• _REQUIREMENT_:
Reproduce the listing exactly and skip over any pictures.

• _RECORDS PROVIDED_:
————

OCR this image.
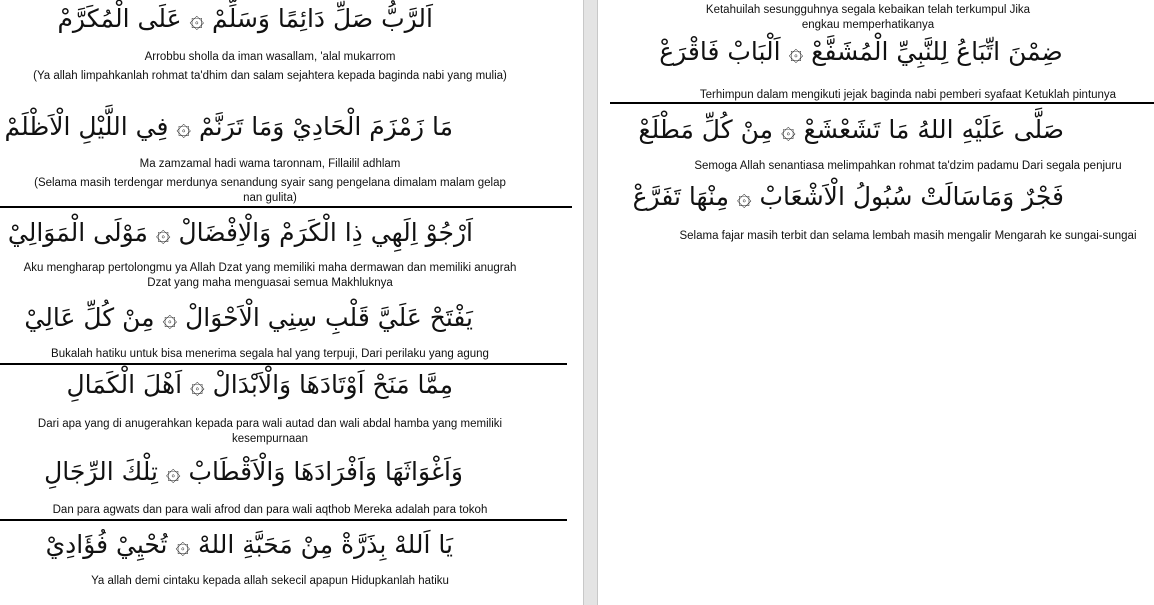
اَلرَّبُّ صَلِّ دَائِمًا وَسَلِّمْ ۞ عَلَى الْمُكَرَّمْ
Arrobbu sholla da iman wasallam, 'alal mukarrom
(Ya allah limpahkanlah rohmat ta'dhim dan salam sejahtera kepada baginda nabi yang mulia)
مَا زَمْزَمَ الْحَادِيْ وَمَا تَرَنَّمْ ۞ فِي اللَّيْلِ الْاَظْلَمْ
Ma zamzamal hadi wama taronnam, Fillailil adhlam
(Selama masih terdengar merdunya senandung syair sang pengelana dimalam malam gelap nan gulita)
اَرْجُوْ اِلَهِي ذِا الْكَرَمْ وَالْاِفْضَالْ ۞ مَوْلَى الْمَوَالِيْ
Aku mengharap pertolongmu ya Allah Dzat yang memiliki maha dermawan dan memiliki anugrah Dzat yang maha menguasai semua Makhluknya
يَفْتَحْ عَلَيَّ قَلْبِ سِنِي الْاَحْوَالْ ۞ مِنْ كُلِّ عَالِيْ
Bukalah hatiku untuk bisa menerima segala hal yang terpuji, Dari perilaku yang agung
مِمَّا مَنَحْ اَوْتَادَهَا وَالْاَبْدَالْ ۞ اَهْلَ الْكَمَالِ
Dari apa yang di anugerahkan kepada para wali autad dan wali abdal hamba yang memiliki kesempurnaan
وَاَغْوَاثَهَا وَاَفْرَادَهَا وَالْاَقْطَابْ ۞ تِلْكَ الرِّجَالِ
Dan para agwats dan para wali afrod dan para wali aqthob Mereka adalah para tokoh
يَا اَللهْ بِذَرَّةْ مِنْ مَحَبَّةِ اللهْ ۞ تُحْيِيْ فُؤَادِيْ
Ya allah demi cintaku kepada allah sekecil apapun Hidupkanlah hatiku
Ketahuilah sesungguhnya segala kebaikan telah terkumpul Jika engkau memperhatikanya
ضِمْنَ اتِّبَاعُ لِلنَّبِيِّ الْمُشَفَّعْ ۞ اَلْبَابْ فَاقْرَعْ
Terhimpun dalam mengikuti jejak baginda nabi pemberi syafaat Ketuklah pintunya
صَلَّى عَلَيْهِ اللهُ مَا تَشَعْشَعْ ۞ مِنْ كُلِّ مَطْلَعْ
Semoga Allah senantiasa melimpahkan rohmat ta'dzim padamu Dari segala penjuru
فَجْرٌ وَمَاسَالَتْ سُبُولُ الْاَشْعَابْ ۞ مِنْهَا تَفَرَّعْ
Selama fajar masih terbit dan selama lembah masih mengalir Mengarah ke sungai-sungai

————

• _FULL ANSWER_:
OCR this image.
اَلرَّبُّ صَلِّ دَائِمًا وَسَلِّمْ ۞ عَلَى الْمُكَرَّمْ
Arrobbu sholla da iman wasallam, 'alal mukarrom
(Ya allah limpahkanlah rohmat ta'dhim dan salam sejahtera kepada baginda nabi yang mulia)
مَا زَمْزَمَ الْحَادِيْ وَمَا تَرَنَّمْ ۞ فِي اللَّيْلِ الْاَظْلَمْ
Ma zamzamal hadi wama taronnam, Fillailil adhlam
(Selama masih terdengar merdunya senandung syair sang pengelana dimalam malam gelap nan gulita)
اَرْجُوْ اِلَهِي ذِا الْكَرَمْ وَالْاِفْضَالْ ۞ مَوْلَى الْمَوَالِيْ
Aku mengharap pertolongmu ya Allah Dzat yang memiliki maha dermawan dan memiliki anugrah Dzat yang maha menguasai semua Makhluknya
يَفْتَحْ عَلَيَّ قَلْبِ سِنِي الْاَحْوَالْ ۞ مِنْ كُلِّ عَالِيْ
Bukalah hatiku untuk bisa menerima segala hal yang terpuji, Dari perilaku yang agung
مِمَّا مَنَحْ اَوْتَادَهَا وَالْاَبْدَالْ ۞ اَهْلَ الْكَمَالِ
Dari apa yang di anugerahkan kepada para wali autad dan wali abdal hamba yang memiliki kesempurnaan
وَاَغْوَاثَهَا وَاَفْرَادَهَا وَالْاَقْطَابْ ۞ تِلْكَ الرِّجَالِ
Dan para agwats dan para wali afrod dan para wali aqthob Mereka adalah para tokoh
يَا اَللهْ بِذَرَّةْ مِنْ مَحَبَّةِ اللهْ ۞ تُحْيِيْ فُؤَادِيْ
Ya allah demi cintaku kepada allah sekecil apapun Hidupkanlah hatiku
Ketahuilah sesungguhnya segala kebaikan telah terkumpul Jika engkau memperhatikanya
ضِمْنَ اتِّبَاعُ لِلنَّبِيِّ الْمُشَفَّعْ ۞ اَلْبَابْ فَاقْرَعْ
Terhimpun dalam mengikuti jejak baginda nabi pemberi syafaat Ketuklah pintunya
صَلَّى عَلَيْهِ اللهُ مَا تَشَعْشَعْ ۞ مِنْ كُلِّ مَطْلَعْ
Semoga Allah senantiasa melimpahkan rohmat ta'dzim padamu Dari segala penjuru
فَجْرٌ وَمَاسَالَتْ سُبُولُ الْاَشْعَابْ ۞ مِنْهَا تَفَرَّعْ
Selama fajar masih terbit dan selama lembah masih mengalir Mengarah ke sungai-sungai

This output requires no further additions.